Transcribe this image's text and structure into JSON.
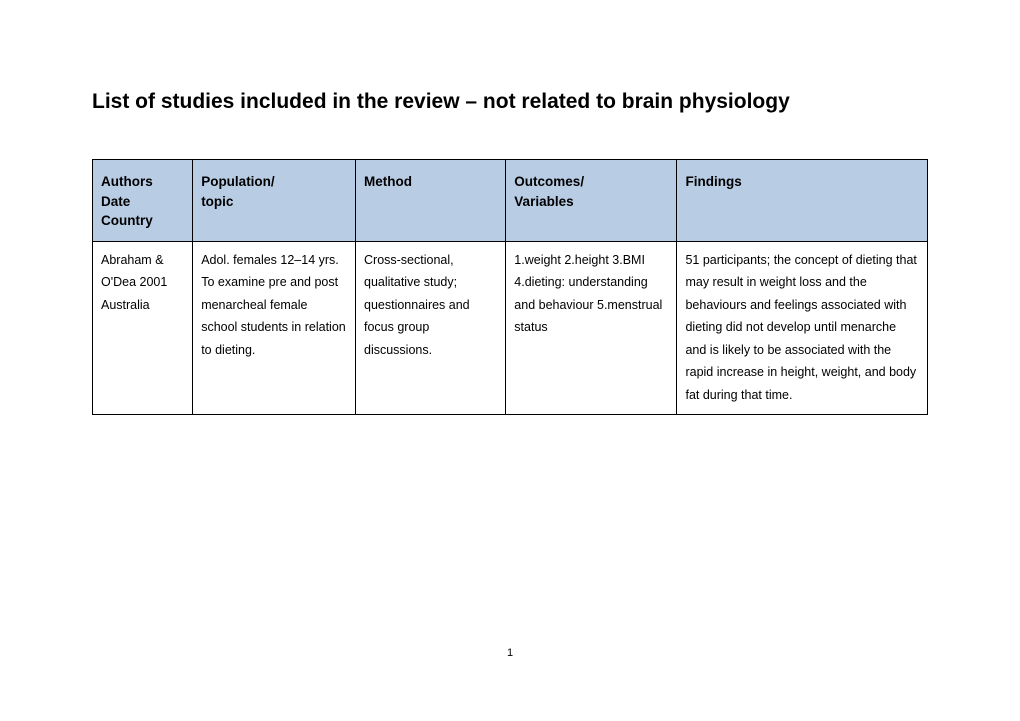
{
  "page": {
    "title": "List of studies included in the review – not related to brain physiology",
    "page_number": "1"
  },
  "table": {
    "header_bg": "#b8cce4",
    "border_color": "#000000",
    "text_color": "#000000",
    "columns": [
      {
        "lines": [
          "Authors",
          "Date",
          "Country"
        ],
        "width_pct": 12
      },
      {
        "lines": [
          "Population/",
          "topic"
        ],
        "width_pct": 19.5
      },
      {
        "lines": [
          "Method"
        ],
        "width_pct": 18
      },
      {
        "lines": [
          "Outcomes/",
          "Variables"
        ],
        "width_pct": 20.5
      },
      {
        "lines": [
          "Findings"
        ],
        "width_pct": 30
      }
    ],
    "rows": [
      {
        "authors": "Abraham & O'Dea 2001 Australia",
        "population": "Adol. females 12–14 yrs. To examine pre and post menarcheal female school students in relation to dieting.",
        "method": "Cross-sectional, qualitative study; questionnaires and focus group discussions.",
        "outcomes": "1.weight 2.height 3.BMI 4.dieting: understanding and behaviour 5.menstrual status",
        "findings": "51 participants; the concept of dieting that may result in weight loss and the behaviours and feelings associated with dieting did not develop until menarche and is likely to be associated with the rapid increase in height, weight, and body fat during that time."
      }
    ]
  }
}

→ Aim
Without the pictures, transcribe the listing above exactly.

→ Task solution
Transcribe this image's text and structure into JSON.
{
  "page": {
    "title": "List of studies included in the review – not related to brain physiology",
    "page_number": "1"
  },
  "table": {
    "header_bg": "#b8cce4",
    "border_color": "#000000",
    "text_color": "#000000",
    "columns": [
      {
        "lines": [
          "Authors",
          "Date",
          "Country"
        ],
        "width_pct": 12
      },
      {
        "lines": [
          "Population/",
          "topic"
        ],
        "width_pct": 19.5
      },
      {
        "lines": [
          "Method"
        ],
        "width_pct": 18
      },
      {
        "lines": [
          "Outcomes/",
          "Variables"
        ],
        "width_pct": 20.5
      },
      {
        "lines": [
          "Findings"
        ],
        "width_pct": 30
      }
    ],
    "rows": [
      {
        "authors": "Abraham & O'Dea 2001 Australia",
        "population": "Adol. females 12–14 yrs. To examine pre and post menarcheal female school students in relation to dieting.",
        "method": "Cross-sectional, qualitative study; questionnaires and focus group discussions.",
        "outcomes": "1.weight 2.height 3.BMI 4.dieting: understanding and behaviour 5.menstrual status",
        "findings": "51 participants; the concept of dieting that may result in weight loss and the behaviours and feelings associated with dieting did not develop until menarche and is likely to be associated with the rapid increase in height, weight, and body fat during that time."
      }
    ]
  }
}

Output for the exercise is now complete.